Task goal => Report the count of lines where the string "JavaScript" appears, and nothing else.

Record extracts =>
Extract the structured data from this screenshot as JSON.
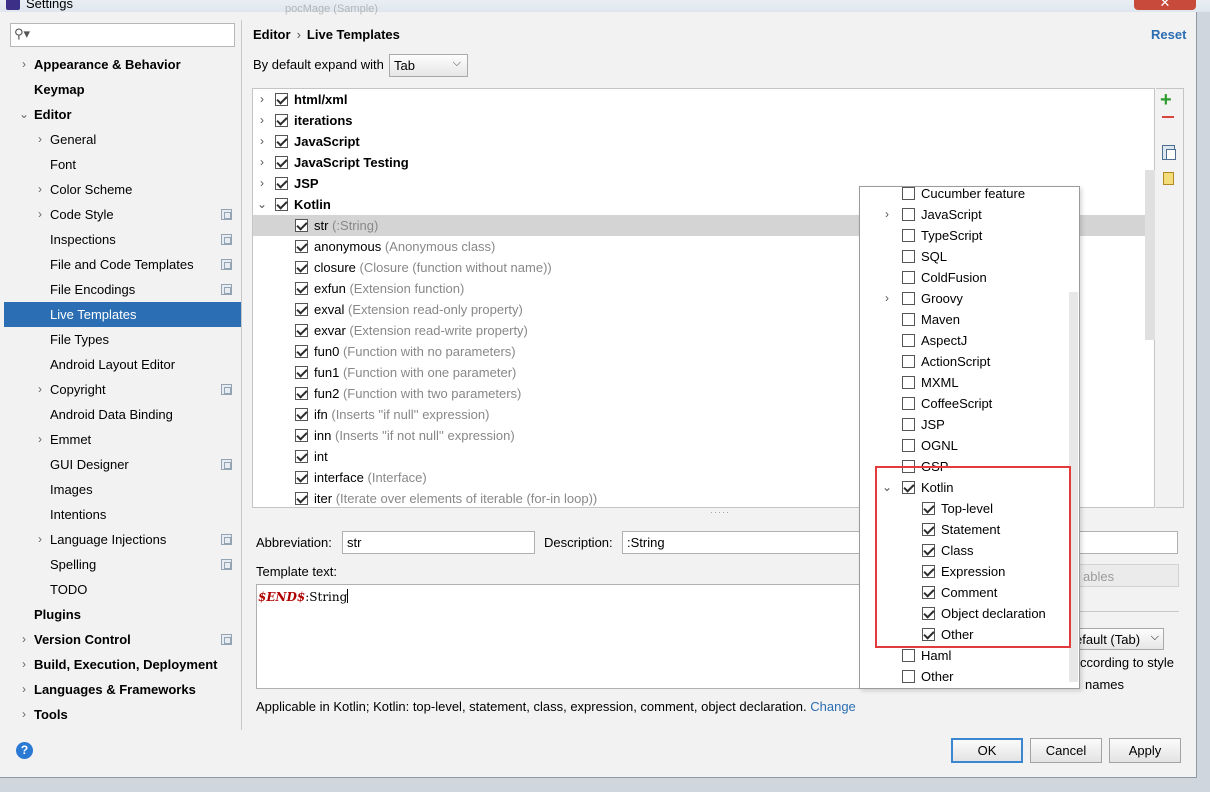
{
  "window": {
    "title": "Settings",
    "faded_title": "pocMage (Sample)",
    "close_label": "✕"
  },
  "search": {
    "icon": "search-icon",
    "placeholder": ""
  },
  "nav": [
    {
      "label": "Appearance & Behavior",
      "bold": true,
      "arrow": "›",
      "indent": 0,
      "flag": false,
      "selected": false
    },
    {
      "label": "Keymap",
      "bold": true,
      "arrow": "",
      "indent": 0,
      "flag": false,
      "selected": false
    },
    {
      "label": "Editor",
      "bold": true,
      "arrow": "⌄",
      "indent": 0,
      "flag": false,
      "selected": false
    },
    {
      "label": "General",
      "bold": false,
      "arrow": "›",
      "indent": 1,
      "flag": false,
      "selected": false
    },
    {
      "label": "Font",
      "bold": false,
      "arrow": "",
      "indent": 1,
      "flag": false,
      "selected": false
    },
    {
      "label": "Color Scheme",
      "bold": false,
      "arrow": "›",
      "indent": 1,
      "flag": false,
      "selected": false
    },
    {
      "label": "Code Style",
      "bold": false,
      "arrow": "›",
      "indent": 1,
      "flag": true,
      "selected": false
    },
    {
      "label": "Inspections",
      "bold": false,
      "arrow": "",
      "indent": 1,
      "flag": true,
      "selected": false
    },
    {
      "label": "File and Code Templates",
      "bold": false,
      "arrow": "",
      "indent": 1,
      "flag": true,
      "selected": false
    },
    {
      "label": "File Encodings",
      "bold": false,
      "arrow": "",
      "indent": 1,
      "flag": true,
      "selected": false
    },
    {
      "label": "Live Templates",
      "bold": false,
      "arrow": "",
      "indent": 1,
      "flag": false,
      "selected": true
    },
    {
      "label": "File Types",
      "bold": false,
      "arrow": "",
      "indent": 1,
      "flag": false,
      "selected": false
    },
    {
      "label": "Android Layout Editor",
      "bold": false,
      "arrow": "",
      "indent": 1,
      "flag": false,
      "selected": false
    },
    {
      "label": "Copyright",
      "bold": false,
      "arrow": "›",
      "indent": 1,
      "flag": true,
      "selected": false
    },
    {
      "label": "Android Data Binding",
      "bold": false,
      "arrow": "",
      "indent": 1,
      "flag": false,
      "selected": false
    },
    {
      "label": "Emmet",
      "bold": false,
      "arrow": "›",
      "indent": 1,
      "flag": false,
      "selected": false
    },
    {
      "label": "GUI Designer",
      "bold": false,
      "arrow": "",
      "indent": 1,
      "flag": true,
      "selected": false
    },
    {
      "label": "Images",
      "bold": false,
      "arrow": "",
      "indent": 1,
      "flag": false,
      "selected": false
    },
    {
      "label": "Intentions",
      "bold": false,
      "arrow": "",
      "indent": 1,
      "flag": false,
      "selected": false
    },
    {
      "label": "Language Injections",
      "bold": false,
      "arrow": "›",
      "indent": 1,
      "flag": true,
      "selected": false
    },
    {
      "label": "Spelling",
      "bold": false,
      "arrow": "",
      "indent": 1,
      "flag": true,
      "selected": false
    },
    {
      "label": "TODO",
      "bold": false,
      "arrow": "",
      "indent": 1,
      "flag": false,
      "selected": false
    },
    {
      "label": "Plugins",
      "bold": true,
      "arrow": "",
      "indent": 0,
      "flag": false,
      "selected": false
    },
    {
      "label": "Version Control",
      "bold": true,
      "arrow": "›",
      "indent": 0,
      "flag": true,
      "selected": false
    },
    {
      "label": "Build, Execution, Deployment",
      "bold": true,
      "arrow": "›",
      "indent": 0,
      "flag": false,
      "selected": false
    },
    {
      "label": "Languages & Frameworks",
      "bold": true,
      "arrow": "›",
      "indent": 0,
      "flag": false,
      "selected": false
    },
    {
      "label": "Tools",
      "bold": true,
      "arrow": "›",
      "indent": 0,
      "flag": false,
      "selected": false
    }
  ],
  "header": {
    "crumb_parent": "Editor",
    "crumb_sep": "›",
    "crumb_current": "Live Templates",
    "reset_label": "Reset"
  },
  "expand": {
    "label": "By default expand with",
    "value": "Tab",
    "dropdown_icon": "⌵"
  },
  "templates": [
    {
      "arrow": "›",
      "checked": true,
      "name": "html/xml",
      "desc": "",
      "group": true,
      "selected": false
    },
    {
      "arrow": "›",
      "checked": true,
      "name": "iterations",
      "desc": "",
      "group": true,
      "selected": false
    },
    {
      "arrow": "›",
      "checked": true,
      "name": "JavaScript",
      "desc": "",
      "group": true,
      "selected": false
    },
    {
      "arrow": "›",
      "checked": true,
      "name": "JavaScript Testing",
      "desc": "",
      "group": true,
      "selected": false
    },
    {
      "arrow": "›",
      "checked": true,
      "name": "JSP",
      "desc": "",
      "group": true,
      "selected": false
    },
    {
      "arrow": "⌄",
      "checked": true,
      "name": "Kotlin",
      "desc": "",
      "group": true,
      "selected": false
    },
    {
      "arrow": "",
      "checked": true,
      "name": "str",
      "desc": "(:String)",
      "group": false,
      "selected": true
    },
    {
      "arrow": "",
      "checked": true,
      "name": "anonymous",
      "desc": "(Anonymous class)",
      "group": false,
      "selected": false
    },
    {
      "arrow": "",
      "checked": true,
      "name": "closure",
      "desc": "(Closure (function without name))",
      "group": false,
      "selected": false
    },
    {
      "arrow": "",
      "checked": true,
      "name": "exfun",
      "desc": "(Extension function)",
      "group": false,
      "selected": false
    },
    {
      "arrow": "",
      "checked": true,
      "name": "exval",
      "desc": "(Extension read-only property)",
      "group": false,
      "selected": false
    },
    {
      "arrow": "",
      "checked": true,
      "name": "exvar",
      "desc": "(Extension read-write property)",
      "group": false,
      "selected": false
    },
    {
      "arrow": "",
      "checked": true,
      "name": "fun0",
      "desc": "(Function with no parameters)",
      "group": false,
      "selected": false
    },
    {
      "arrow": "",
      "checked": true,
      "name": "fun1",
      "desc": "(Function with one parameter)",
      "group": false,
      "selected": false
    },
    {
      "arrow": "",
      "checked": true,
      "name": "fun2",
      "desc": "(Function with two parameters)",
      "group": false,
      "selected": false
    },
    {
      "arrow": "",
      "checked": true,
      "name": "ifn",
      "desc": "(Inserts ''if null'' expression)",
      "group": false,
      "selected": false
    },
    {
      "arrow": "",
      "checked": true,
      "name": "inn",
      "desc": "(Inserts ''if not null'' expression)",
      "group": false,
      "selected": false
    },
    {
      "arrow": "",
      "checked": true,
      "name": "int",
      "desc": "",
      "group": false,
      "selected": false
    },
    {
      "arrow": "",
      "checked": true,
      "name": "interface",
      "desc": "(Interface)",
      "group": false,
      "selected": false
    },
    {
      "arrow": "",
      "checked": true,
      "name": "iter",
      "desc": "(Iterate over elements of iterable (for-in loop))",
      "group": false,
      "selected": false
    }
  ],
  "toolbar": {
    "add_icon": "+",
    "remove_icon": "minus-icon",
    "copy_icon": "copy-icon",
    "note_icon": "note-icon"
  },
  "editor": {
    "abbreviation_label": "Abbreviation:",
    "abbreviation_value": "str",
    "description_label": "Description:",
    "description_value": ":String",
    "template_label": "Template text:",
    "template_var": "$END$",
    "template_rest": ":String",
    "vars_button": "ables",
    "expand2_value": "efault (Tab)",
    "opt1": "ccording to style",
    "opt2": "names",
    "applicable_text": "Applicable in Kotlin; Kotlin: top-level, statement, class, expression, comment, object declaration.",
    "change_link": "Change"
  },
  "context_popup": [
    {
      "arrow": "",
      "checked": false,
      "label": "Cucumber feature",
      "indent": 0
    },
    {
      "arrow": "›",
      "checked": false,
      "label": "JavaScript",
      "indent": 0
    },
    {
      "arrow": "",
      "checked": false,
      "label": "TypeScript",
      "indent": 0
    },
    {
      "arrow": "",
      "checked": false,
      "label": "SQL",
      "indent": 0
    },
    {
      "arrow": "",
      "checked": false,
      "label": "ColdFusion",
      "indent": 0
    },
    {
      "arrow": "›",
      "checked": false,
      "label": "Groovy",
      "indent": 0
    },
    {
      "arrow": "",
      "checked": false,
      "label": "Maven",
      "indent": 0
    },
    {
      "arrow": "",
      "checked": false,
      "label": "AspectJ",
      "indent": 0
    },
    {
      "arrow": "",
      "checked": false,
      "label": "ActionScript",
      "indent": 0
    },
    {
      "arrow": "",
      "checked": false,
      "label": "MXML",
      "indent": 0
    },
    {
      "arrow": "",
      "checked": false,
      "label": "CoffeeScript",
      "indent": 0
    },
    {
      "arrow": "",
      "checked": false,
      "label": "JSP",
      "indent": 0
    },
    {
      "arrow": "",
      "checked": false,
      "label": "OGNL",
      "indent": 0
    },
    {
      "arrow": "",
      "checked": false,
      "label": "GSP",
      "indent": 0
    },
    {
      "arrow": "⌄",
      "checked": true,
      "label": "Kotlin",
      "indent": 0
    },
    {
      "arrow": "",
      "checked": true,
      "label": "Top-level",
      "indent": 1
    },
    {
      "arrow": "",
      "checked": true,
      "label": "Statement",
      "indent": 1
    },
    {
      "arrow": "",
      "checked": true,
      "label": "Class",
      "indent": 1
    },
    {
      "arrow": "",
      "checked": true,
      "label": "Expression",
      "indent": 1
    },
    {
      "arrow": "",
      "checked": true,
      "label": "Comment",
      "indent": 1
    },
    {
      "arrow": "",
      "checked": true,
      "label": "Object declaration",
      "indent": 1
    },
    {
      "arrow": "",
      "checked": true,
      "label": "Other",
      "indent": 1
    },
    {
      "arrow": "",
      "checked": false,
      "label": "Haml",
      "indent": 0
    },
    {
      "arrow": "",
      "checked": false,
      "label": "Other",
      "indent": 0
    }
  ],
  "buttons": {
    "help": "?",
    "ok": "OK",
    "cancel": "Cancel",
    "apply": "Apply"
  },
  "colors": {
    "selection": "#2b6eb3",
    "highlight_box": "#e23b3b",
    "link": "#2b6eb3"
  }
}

The result => 3